Excerpted records »

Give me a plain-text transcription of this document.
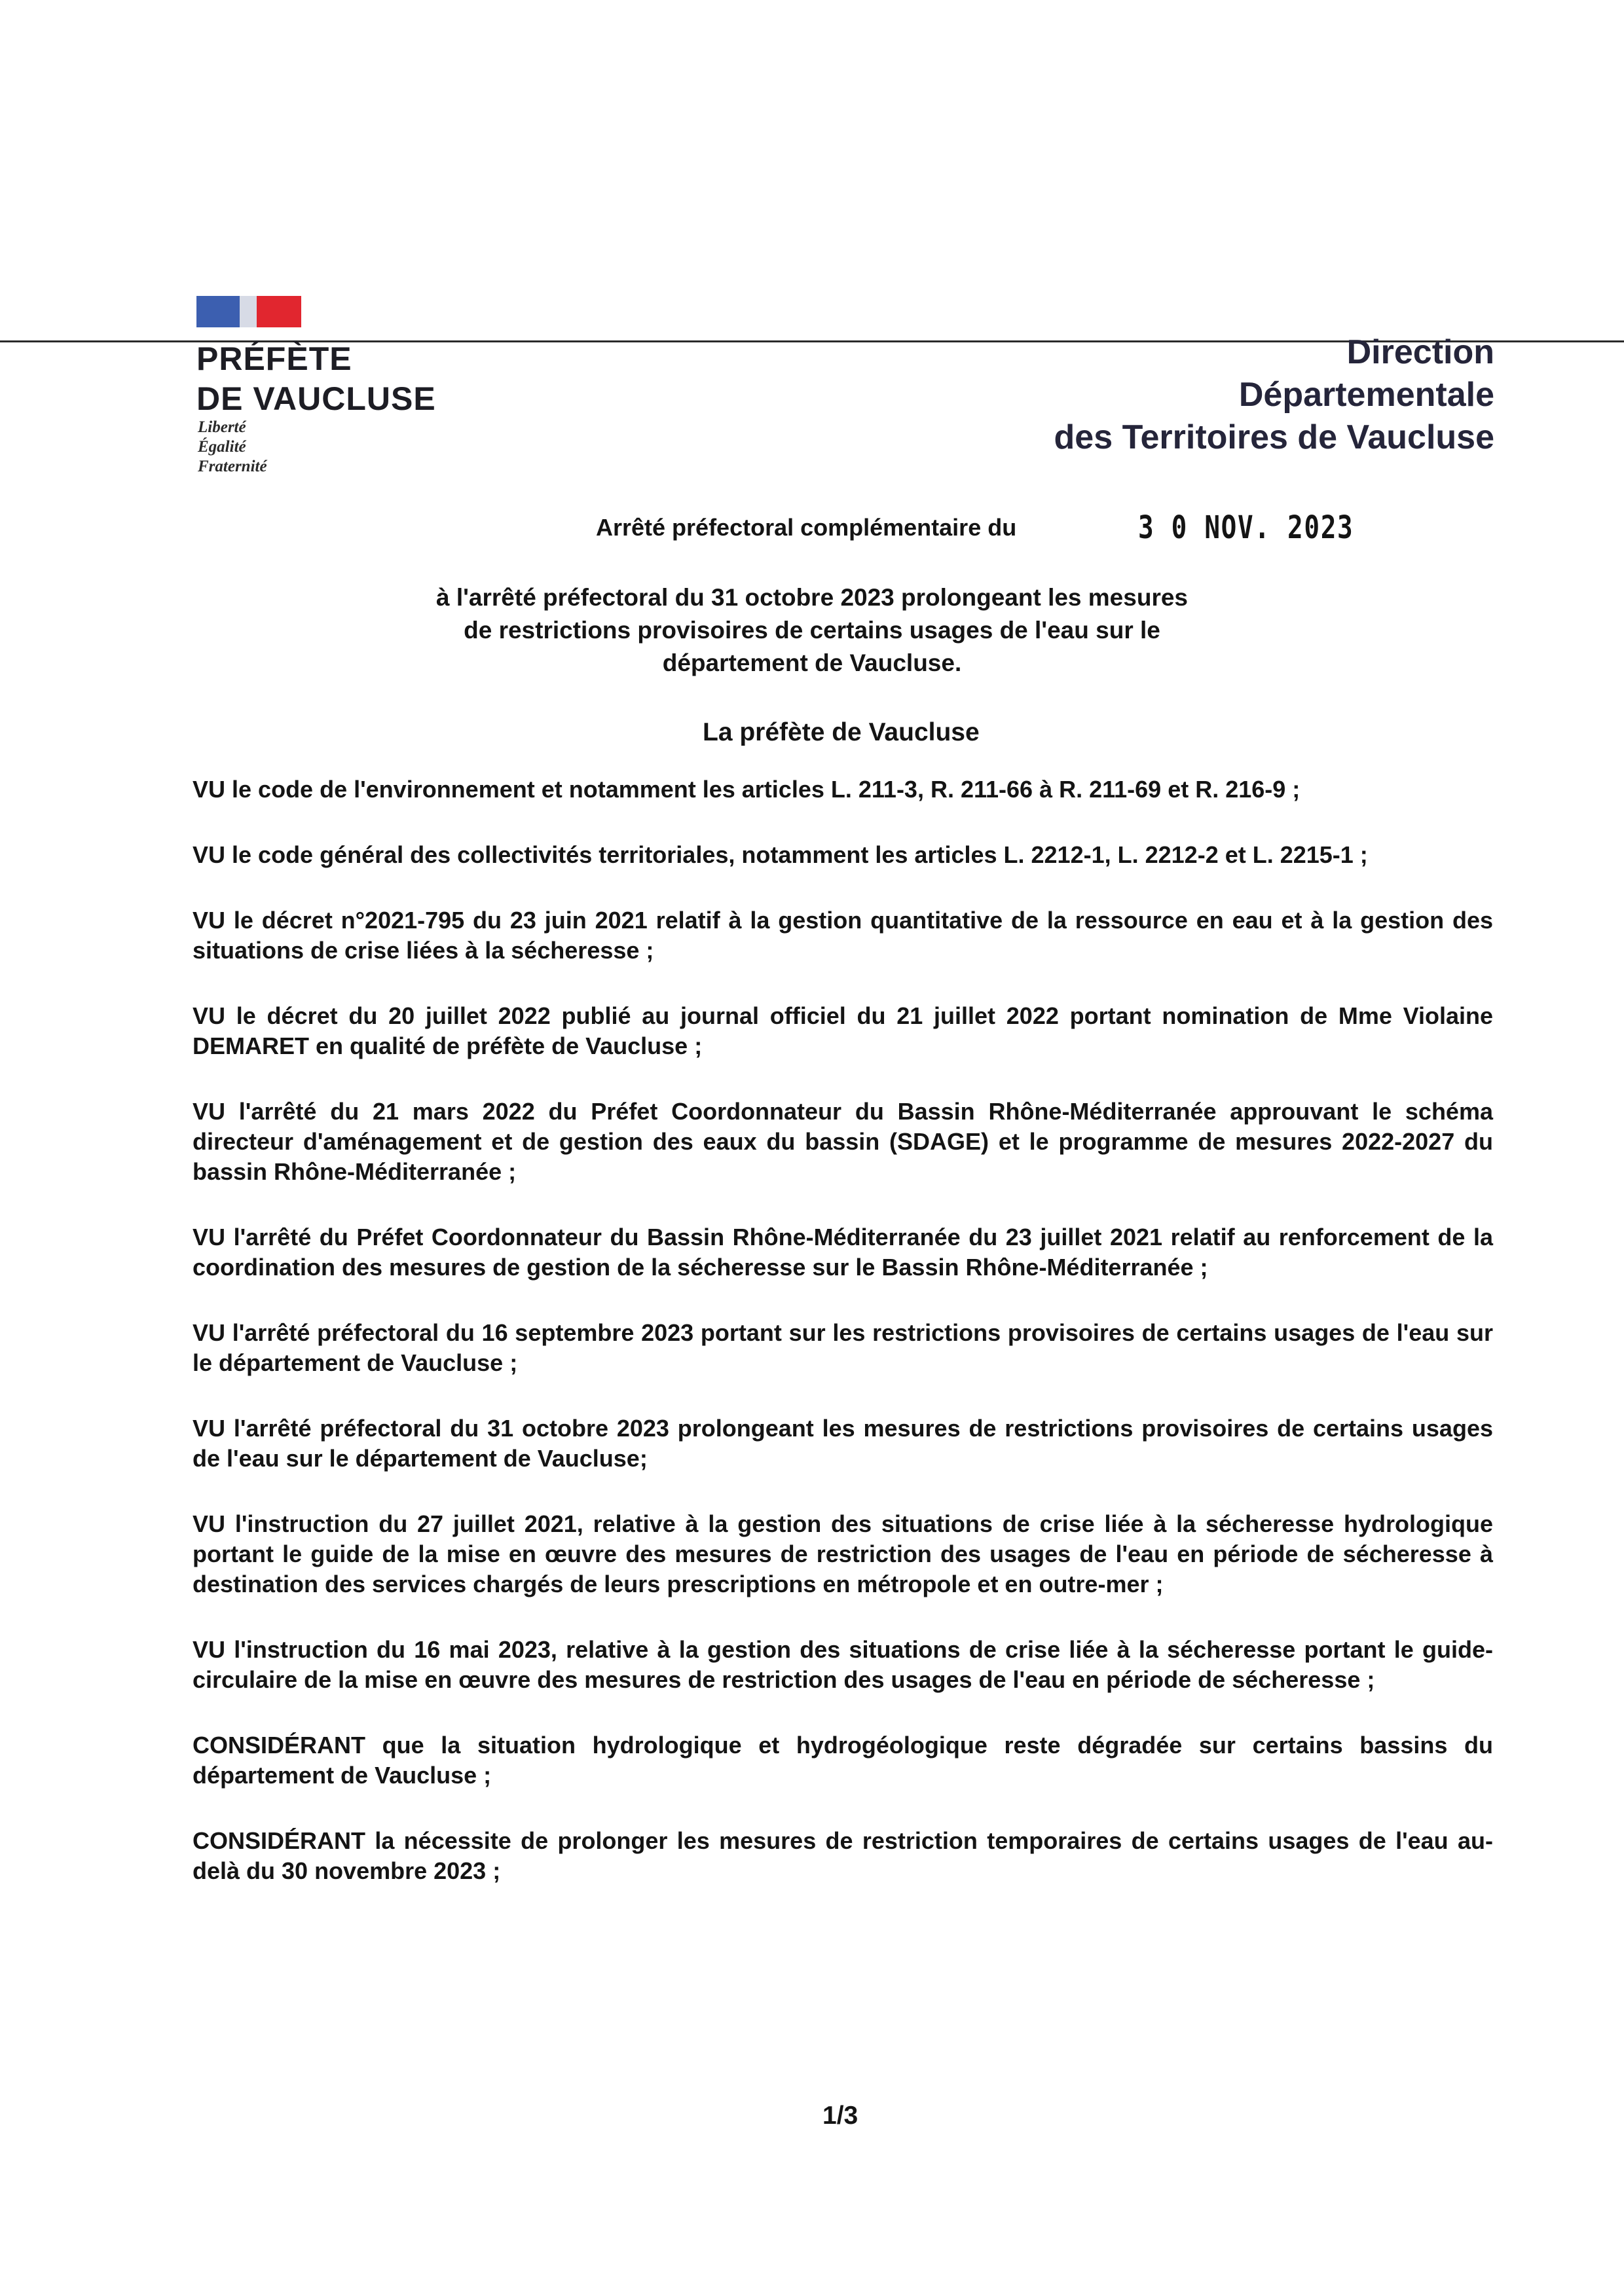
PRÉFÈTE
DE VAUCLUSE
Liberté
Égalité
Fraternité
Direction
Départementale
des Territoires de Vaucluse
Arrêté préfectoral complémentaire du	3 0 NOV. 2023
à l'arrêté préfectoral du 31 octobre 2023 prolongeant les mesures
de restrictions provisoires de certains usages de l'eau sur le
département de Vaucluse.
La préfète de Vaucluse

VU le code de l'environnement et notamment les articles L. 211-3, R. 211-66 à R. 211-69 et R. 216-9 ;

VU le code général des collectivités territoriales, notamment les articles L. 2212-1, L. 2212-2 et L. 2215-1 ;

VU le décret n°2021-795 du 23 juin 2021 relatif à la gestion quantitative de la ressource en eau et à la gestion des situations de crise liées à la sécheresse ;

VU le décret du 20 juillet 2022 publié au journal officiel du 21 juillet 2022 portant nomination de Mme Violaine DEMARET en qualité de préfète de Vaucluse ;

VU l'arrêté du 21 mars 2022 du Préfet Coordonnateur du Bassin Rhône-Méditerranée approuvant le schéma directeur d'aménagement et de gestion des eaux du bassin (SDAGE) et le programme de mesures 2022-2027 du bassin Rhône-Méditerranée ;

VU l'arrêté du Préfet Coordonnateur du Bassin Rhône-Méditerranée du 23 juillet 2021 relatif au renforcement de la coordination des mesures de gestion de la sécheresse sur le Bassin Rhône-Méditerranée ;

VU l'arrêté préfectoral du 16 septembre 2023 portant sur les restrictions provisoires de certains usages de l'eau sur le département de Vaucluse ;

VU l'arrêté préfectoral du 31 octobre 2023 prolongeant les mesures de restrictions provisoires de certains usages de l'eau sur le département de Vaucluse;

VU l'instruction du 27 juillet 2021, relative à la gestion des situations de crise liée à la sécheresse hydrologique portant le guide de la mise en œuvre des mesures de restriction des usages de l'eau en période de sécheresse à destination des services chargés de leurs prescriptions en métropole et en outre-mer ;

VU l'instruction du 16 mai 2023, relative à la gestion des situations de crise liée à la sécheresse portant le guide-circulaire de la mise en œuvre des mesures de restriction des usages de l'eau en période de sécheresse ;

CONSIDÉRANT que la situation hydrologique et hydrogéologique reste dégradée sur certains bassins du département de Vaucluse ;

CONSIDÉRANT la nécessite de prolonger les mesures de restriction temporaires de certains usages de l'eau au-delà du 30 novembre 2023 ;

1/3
* * *
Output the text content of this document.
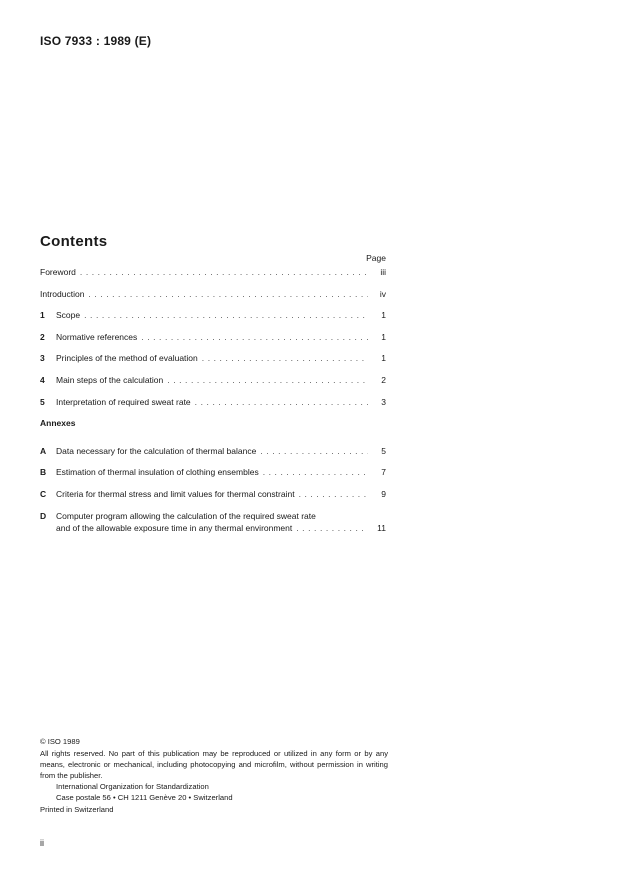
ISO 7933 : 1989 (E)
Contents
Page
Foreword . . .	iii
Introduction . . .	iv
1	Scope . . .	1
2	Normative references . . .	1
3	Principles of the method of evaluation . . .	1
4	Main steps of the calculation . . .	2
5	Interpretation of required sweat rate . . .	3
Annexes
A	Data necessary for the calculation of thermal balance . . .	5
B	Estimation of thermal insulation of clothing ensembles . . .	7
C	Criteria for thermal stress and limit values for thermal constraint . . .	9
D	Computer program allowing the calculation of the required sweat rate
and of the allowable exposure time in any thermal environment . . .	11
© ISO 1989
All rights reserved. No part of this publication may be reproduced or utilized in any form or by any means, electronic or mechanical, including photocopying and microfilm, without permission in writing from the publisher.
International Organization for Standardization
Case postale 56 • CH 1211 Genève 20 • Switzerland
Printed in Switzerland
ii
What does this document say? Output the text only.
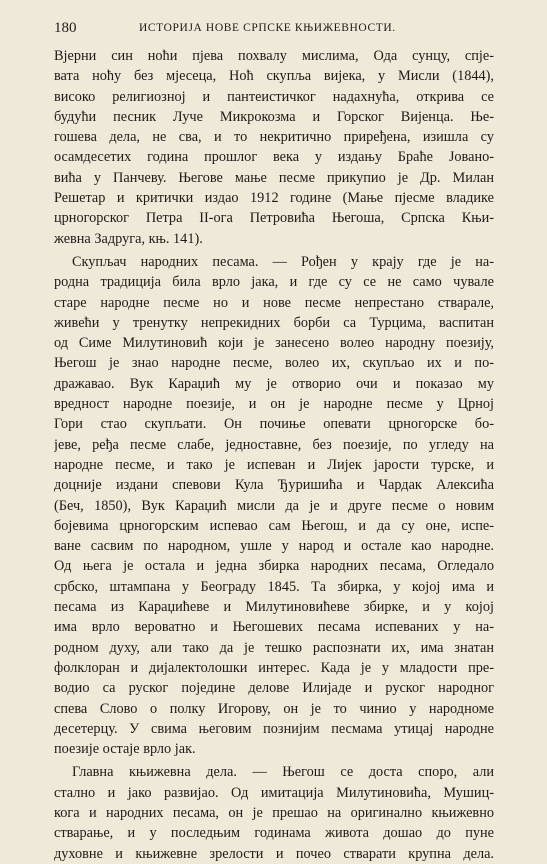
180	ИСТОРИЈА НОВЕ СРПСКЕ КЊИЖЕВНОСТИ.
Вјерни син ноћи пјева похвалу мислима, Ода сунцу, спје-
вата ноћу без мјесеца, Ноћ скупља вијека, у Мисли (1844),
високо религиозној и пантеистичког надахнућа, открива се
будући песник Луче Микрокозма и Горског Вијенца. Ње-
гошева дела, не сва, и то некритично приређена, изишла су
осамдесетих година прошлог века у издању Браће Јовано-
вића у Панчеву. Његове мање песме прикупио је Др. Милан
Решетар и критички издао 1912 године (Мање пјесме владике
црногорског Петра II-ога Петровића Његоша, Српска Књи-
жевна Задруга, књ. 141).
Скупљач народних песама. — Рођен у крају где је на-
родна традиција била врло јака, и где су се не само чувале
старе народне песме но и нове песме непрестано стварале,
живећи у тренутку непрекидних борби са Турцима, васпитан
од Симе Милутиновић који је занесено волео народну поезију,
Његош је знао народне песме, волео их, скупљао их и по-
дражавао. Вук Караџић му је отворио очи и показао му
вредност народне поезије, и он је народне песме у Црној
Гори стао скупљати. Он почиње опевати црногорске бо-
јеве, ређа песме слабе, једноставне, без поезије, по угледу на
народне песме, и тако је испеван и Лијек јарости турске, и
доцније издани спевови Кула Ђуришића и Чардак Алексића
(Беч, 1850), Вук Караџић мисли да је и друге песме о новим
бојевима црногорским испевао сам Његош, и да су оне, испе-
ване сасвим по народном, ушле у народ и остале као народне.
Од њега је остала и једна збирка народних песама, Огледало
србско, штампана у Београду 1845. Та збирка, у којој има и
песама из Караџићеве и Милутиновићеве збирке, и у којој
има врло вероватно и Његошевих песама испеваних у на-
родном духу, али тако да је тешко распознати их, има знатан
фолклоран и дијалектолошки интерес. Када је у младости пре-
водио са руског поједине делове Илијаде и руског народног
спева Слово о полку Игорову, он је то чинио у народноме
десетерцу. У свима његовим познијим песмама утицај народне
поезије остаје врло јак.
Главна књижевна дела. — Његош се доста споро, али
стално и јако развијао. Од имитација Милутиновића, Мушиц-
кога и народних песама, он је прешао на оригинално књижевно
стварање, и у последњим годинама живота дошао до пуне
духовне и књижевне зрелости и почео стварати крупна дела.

What is expected »
From the entries above, extract every line where the word "articles" appears.

Exercise answer »
VU le code de l'environnement et notamment les articles L. 211-3, R. 211-66 à R. 211-69 et R. 216-9 ;
VU le code général des collectivités territoriales, notamment les articles L. 2212-1, L. 2212-2 et L. 2215-1 ;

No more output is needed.